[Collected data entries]
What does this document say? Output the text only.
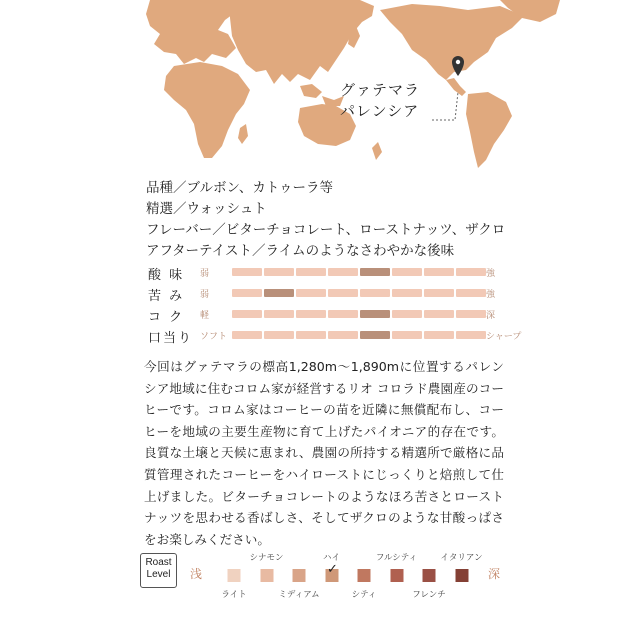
グァテマラ
パレンシア
品種／ブルボン、カトゥーラ等
精選／ウォッシュト
フレーバー／ビターチョコレート、ローストナッツ、ザクロ
アフターテイスト／ライムのようなさわやかな後味
酸 味	弱	強
苦 み	弱	強
コ ク	軽	深
口当り ソフト	シャープ

今回はグァテマラの標高1,280m～1,890mに位置するパレンシア地域に住むコロム家が経営するリオ コロラド農園産のコーヒーです。コロム家はコーヒーの苗を近隣に無償配布し、コーヒーを地域の主要生産物に育て上げたパイオニア的存在です。良質な土壌と天候に恵まれ、農園の所持する精選所で厳格に品質管理されたコーヒーをハイローストにじっくりと焙煎して仕上げました。ビターチョコレートのようなほろ苦さとローストナッツを思わせる香ばしさ、そしてザクロのような甘酸っぱさをお楽しみください。

Roast
Level	浅	深
ライト
シナモン
ミディアム
ハイ
✓
シティ
フルシティ
フレンチ
イタリアン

#### THE PROBLEM
Quote the listing above in full, except for the pictures.

#### TASK SOLUTION
What does this document say? Output the text only.
グァテマラ
パレンシア
品種／ブルボン、カトゥーラ等
精選／ウォッシュト
フレーバー／ビターチョコレート、ローストナッツ、ザクロ
アフターテイスト／ライムのようなさわやかな後味
酸 味	弱	強
苦 み	弱	強
コ ク	軽	深
口当り ソフト	シャープ

今回はグァテマラの標高1,280m～1,890mに位置するパレンシア地域に住むコロム家が経営するリオ コロラド農園産のコーヒーです。コロム家はコーヒーの苗を近隣に無償配布し、コーヒーを地域の主要生産物に育て上げたパイオニア的存在です。良質な土壌と天候に恵まれ、農園の所持する精選所で厳格に品質管理されたコーヒーをハイローストにじっくりと焙煎して仕上げました。ビターチョコレートのようなほろ苦さとローストナッツを思わせる香ばしさ、そしてザクロのような甘酸っぱさをお楽しみください。

Roast
Level	浅	深
ライト
シナモン
ミディアム
ハイ
✓
シティ
フルシティ
フレンチ
イタリアン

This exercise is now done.